►

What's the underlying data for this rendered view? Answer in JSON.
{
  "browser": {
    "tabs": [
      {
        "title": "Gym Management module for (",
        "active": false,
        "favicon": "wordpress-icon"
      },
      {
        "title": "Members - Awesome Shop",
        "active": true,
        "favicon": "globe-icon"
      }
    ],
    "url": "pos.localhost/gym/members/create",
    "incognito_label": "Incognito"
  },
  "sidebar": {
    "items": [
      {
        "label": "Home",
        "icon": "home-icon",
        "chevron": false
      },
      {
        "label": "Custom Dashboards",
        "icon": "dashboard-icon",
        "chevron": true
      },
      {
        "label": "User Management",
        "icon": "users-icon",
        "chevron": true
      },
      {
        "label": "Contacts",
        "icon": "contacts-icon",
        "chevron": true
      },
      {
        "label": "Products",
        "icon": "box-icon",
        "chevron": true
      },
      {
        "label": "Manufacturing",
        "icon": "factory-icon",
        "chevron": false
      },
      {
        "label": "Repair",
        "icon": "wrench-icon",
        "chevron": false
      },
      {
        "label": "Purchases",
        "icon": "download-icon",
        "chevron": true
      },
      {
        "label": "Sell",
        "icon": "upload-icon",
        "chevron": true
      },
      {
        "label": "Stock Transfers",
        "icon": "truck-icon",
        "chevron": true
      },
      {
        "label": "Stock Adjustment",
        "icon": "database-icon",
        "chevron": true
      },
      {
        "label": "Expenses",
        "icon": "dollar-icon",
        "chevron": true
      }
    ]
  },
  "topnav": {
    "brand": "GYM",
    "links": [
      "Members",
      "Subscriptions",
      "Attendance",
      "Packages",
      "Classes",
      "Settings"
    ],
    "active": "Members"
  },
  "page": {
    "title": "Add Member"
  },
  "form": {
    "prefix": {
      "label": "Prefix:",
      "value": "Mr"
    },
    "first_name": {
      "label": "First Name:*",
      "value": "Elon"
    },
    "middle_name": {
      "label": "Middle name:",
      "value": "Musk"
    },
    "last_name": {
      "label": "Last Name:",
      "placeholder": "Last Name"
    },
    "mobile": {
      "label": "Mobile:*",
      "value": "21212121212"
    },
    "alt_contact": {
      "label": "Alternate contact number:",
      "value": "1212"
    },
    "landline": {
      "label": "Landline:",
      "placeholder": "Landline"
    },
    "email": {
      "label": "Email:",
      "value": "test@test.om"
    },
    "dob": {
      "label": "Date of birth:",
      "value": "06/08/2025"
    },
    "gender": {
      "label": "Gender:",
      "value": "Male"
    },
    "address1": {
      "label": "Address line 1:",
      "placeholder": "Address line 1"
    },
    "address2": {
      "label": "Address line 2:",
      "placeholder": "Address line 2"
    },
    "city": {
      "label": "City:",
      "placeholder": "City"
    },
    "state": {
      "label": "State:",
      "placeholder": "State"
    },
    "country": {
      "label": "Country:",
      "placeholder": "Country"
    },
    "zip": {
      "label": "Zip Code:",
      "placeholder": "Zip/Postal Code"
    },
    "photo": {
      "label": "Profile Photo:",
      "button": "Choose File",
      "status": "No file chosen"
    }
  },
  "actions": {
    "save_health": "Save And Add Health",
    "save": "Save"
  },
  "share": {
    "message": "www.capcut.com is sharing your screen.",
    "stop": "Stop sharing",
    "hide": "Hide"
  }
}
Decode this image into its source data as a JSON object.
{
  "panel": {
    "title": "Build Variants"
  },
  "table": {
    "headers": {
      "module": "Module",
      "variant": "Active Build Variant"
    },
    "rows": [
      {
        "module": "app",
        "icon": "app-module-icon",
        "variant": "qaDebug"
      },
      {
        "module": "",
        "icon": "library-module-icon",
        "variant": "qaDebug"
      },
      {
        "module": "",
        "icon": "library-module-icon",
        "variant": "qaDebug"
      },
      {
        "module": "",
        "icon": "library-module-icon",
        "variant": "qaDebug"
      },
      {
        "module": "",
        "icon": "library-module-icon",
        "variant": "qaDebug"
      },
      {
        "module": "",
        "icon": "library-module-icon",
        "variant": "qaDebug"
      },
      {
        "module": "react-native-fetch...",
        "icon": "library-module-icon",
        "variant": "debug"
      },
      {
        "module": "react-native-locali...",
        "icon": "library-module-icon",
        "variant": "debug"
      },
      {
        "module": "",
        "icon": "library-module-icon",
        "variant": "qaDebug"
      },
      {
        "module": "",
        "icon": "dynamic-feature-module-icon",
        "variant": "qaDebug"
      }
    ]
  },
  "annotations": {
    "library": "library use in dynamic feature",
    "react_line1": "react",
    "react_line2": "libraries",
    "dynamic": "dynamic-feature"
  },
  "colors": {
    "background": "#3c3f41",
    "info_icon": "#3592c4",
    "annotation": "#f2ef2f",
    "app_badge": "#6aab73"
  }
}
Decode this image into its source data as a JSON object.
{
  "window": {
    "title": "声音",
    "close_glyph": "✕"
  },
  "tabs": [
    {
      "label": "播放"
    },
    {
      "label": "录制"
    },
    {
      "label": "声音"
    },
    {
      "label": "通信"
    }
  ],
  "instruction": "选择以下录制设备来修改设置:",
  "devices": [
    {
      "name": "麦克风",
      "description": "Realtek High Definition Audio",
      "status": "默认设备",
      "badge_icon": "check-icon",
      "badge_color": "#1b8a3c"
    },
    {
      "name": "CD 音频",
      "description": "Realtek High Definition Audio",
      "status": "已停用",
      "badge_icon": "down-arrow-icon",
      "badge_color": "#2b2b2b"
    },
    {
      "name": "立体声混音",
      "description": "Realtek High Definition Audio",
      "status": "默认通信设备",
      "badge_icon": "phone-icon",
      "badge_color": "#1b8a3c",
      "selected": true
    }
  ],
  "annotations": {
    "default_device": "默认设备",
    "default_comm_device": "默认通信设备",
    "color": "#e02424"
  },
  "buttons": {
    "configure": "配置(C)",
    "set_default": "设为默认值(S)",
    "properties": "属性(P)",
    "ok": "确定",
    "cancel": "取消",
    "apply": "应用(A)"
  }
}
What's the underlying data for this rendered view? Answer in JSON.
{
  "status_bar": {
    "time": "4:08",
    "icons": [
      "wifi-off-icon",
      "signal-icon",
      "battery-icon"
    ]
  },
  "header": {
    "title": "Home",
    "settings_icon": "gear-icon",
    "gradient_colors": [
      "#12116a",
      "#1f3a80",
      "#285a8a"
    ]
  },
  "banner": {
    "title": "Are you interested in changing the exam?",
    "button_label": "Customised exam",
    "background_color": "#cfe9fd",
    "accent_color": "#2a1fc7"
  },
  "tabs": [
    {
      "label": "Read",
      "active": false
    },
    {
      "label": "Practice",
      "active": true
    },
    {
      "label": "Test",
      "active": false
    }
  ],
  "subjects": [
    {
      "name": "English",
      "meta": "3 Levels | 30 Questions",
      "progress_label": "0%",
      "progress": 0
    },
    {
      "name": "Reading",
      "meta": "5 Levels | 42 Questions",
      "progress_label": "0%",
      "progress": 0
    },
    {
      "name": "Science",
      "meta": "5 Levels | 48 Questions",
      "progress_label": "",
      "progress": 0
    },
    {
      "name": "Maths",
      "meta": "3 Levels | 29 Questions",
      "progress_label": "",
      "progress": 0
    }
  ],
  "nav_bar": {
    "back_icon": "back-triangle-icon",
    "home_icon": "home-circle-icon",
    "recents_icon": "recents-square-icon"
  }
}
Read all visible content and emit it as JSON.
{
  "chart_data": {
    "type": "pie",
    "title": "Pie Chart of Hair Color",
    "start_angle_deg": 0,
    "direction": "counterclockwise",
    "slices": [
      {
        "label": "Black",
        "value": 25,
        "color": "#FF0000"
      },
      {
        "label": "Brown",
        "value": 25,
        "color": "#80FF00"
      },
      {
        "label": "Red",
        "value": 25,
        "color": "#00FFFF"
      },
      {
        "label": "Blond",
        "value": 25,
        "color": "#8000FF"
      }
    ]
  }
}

◄

• [GIVEN TASK]:
Scan the records for the string "Save". Copy each line in which it appears.

• [COMPLETE OUTPUT]:
    "save_health": "Save And Add Health",
    "save": "Save"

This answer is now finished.